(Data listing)
^^^^^^^^
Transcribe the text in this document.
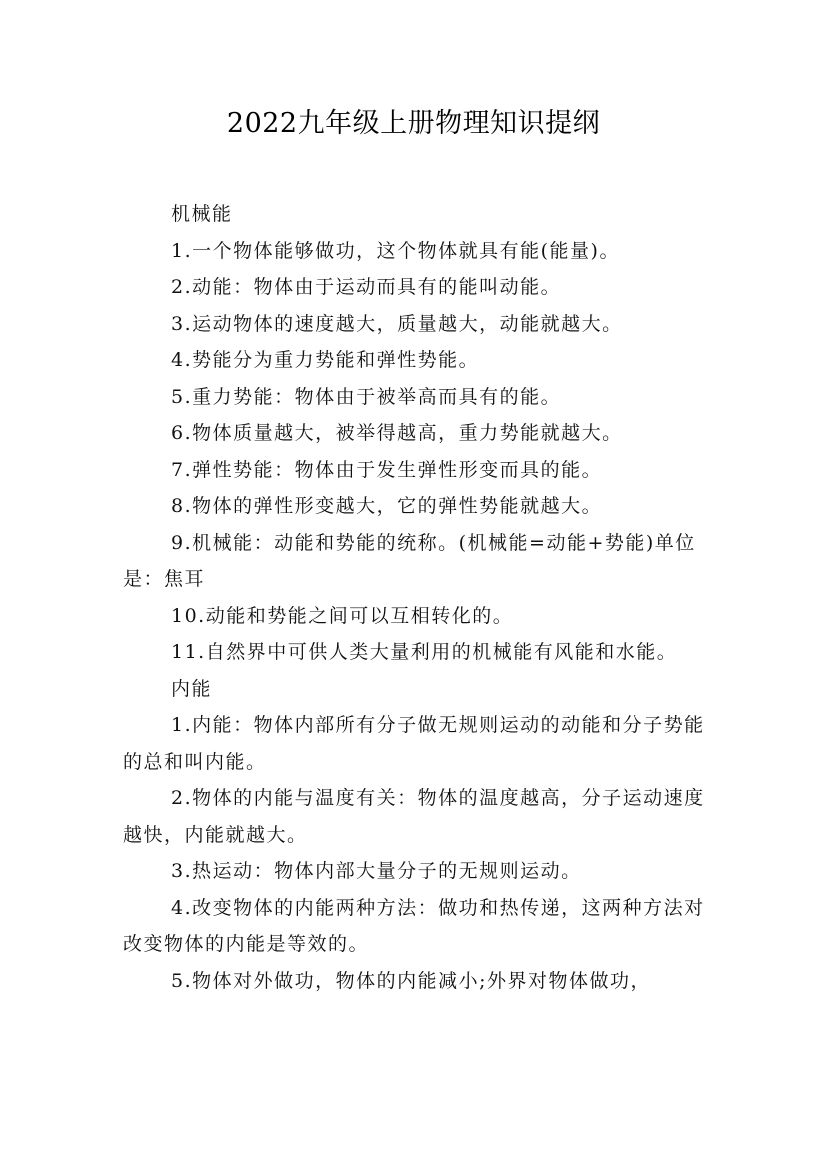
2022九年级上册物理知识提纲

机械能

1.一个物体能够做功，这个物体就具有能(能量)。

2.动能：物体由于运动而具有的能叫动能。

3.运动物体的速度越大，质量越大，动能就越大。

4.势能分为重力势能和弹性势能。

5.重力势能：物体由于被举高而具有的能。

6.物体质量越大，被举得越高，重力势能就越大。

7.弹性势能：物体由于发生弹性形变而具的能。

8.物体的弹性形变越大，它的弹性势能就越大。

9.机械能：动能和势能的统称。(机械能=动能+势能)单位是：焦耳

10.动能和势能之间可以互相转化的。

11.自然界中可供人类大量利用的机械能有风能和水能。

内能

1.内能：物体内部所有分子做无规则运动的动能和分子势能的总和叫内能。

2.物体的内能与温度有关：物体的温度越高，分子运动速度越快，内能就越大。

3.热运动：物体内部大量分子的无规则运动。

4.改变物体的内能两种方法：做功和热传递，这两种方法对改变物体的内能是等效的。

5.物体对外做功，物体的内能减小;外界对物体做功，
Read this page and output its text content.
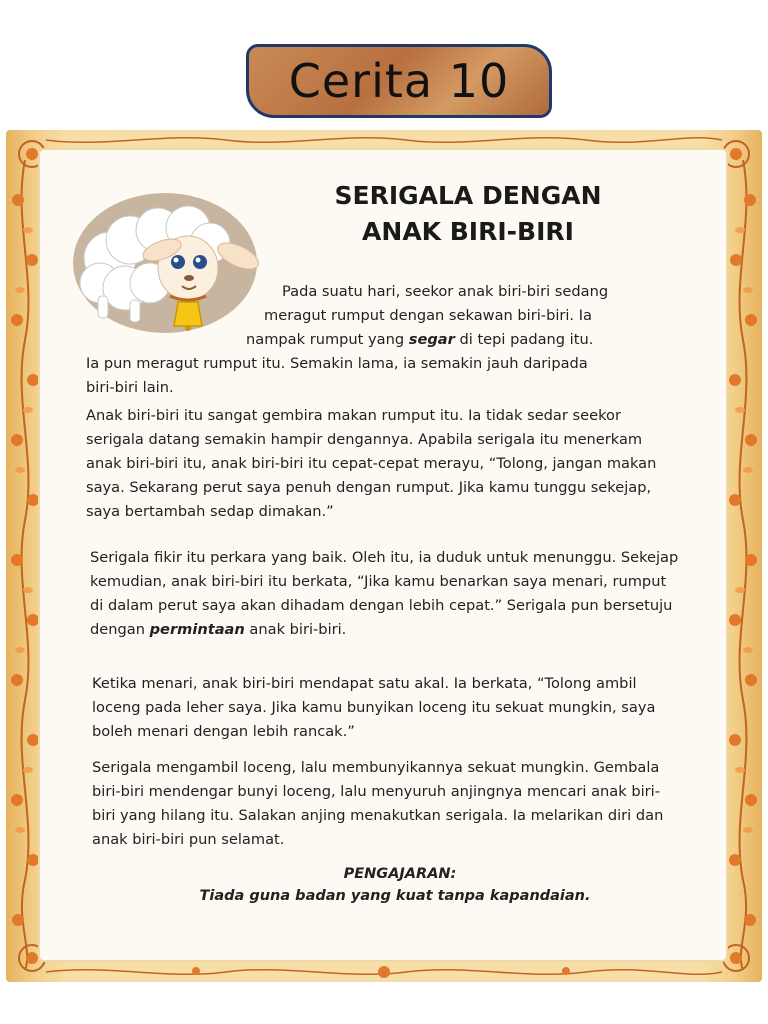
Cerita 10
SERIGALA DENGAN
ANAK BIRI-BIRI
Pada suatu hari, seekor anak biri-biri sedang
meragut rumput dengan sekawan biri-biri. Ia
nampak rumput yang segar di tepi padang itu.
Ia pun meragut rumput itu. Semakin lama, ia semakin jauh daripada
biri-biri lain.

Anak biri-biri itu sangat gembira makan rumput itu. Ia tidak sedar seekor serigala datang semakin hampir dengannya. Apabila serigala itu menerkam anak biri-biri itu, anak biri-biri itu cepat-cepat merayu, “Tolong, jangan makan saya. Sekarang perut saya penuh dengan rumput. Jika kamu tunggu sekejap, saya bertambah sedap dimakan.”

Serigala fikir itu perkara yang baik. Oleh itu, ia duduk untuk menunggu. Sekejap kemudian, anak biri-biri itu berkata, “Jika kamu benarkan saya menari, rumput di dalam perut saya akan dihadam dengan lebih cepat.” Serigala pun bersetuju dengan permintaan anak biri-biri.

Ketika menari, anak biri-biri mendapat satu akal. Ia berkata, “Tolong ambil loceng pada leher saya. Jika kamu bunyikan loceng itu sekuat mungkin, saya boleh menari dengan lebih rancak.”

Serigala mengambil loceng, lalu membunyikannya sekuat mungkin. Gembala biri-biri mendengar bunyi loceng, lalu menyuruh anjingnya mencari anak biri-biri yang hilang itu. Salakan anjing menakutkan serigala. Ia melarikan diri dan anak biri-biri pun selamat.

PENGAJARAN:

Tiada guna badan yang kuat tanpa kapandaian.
^^^^^^^^
#### Your objective
How many lines in the entries contain the string "loceng"? Answer with the number only.

#### Correct response
2